- _Given problem_: Report only how many lines hold the word "Latina".

**** Data shown ****

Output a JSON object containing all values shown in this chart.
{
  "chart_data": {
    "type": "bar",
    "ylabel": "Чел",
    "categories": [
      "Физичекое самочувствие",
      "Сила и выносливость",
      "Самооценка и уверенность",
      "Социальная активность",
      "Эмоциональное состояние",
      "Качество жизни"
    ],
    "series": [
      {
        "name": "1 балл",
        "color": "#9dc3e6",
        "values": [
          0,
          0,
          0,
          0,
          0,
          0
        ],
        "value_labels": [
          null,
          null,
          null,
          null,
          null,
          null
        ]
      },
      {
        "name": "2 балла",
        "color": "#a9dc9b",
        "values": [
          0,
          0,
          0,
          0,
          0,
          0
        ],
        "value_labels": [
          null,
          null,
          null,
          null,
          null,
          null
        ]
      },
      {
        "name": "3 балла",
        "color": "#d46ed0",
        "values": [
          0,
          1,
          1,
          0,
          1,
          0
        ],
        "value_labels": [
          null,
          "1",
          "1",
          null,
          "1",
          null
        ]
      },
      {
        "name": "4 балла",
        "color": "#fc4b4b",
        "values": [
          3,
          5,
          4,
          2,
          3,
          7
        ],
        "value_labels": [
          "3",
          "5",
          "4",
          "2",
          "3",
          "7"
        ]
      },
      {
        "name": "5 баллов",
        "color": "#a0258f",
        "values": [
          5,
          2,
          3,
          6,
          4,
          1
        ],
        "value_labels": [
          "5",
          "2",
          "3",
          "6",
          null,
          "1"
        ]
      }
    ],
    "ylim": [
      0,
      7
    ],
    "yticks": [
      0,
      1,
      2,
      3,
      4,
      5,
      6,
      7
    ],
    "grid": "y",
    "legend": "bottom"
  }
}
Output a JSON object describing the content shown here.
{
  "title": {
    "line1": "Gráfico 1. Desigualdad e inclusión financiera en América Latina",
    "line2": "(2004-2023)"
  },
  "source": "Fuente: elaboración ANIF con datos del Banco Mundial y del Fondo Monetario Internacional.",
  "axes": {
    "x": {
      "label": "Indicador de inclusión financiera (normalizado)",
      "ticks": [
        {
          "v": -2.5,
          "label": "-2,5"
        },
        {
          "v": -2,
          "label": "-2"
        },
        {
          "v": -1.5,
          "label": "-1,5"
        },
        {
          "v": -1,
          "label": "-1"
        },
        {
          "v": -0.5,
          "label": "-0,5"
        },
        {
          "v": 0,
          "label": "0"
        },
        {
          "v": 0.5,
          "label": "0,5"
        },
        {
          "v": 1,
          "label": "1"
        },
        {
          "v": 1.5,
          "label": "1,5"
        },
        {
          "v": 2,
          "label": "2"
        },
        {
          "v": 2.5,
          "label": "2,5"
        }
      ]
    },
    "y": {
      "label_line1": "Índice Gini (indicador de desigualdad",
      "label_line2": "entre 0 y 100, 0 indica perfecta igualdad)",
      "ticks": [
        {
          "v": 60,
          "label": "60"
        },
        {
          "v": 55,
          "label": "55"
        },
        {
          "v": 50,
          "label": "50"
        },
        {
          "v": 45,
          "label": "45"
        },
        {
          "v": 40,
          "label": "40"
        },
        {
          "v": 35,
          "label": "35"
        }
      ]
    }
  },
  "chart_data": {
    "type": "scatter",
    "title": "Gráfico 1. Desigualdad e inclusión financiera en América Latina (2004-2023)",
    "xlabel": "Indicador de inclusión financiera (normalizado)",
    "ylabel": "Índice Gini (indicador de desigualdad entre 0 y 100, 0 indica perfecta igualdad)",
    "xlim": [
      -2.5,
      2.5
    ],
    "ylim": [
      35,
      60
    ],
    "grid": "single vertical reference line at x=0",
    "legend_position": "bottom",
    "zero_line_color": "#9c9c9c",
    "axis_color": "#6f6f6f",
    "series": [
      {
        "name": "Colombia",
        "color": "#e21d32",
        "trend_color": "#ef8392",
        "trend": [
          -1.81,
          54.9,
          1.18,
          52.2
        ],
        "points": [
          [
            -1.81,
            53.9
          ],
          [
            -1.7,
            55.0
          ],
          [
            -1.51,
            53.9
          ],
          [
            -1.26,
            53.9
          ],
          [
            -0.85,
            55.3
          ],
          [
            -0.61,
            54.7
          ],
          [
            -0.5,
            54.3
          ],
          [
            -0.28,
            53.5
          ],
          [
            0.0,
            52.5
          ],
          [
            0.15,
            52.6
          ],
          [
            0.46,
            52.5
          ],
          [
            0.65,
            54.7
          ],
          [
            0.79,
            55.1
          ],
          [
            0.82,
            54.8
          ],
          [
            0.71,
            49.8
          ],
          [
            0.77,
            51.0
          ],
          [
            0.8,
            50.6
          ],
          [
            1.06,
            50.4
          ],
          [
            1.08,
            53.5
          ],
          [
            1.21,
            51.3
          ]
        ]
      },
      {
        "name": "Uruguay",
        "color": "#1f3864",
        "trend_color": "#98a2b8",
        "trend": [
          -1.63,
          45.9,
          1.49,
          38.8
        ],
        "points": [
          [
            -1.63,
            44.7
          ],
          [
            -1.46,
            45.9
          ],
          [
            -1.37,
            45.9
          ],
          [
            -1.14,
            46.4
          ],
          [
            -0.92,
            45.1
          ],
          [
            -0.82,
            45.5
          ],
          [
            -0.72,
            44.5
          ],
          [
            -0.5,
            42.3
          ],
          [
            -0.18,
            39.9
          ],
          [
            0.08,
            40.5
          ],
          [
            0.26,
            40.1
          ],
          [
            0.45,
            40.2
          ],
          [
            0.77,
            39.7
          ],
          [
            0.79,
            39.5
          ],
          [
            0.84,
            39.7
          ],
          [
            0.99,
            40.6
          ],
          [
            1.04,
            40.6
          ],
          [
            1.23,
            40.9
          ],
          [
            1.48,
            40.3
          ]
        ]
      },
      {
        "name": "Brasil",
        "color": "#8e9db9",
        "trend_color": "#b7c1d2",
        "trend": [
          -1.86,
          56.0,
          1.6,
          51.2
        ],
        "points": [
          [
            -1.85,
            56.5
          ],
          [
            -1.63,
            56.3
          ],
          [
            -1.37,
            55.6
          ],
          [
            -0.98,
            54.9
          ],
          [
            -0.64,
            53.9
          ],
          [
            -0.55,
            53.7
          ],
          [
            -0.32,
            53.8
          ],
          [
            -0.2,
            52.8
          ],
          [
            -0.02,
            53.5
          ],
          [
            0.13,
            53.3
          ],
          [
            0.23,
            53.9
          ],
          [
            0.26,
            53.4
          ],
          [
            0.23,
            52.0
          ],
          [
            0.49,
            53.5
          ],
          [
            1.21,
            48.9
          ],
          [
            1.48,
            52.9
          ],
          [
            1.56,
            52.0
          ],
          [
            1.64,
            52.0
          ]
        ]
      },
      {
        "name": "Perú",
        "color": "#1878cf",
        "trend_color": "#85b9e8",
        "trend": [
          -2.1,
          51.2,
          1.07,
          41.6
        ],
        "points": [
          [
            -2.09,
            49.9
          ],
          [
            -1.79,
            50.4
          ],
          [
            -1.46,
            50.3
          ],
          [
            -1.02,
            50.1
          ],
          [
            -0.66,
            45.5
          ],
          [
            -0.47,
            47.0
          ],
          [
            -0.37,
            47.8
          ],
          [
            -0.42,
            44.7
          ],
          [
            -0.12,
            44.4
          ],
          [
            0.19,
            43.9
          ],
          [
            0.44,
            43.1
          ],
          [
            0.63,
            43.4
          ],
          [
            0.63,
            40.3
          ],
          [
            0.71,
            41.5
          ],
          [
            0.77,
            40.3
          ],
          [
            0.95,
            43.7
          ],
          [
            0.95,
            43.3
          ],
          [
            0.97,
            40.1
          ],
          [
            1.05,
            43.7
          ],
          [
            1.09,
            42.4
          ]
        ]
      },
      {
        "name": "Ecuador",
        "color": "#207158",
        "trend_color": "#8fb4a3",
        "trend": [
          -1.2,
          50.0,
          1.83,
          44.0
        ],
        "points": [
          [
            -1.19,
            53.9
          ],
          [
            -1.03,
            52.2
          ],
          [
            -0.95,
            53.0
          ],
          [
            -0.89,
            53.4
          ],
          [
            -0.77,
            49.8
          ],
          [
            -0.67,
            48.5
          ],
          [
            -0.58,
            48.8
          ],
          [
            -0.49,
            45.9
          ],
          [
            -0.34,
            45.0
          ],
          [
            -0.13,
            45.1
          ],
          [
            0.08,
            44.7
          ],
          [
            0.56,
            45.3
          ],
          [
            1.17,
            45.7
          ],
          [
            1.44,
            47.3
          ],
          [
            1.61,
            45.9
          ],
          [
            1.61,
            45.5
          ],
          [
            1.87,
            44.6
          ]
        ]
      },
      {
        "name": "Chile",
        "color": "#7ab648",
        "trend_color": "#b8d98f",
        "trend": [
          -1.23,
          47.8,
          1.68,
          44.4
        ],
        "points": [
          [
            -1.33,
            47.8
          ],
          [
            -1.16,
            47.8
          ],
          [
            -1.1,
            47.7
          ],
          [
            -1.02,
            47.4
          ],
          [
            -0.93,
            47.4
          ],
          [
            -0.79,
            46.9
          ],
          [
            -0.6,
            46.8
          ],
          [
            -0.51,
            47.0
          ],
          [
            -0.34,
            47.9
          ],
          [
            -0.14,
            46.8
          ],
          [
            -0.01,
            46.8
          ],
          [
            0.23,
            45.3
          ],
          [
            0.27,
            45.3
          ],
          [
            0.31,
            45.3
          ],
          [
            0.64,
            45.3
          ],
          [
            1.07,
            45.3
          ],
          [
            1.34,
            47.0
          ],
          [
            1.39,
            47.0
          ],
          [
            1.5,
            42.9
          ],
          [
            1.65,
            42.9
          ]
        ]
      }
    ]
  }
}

****

- _Correct output_: 2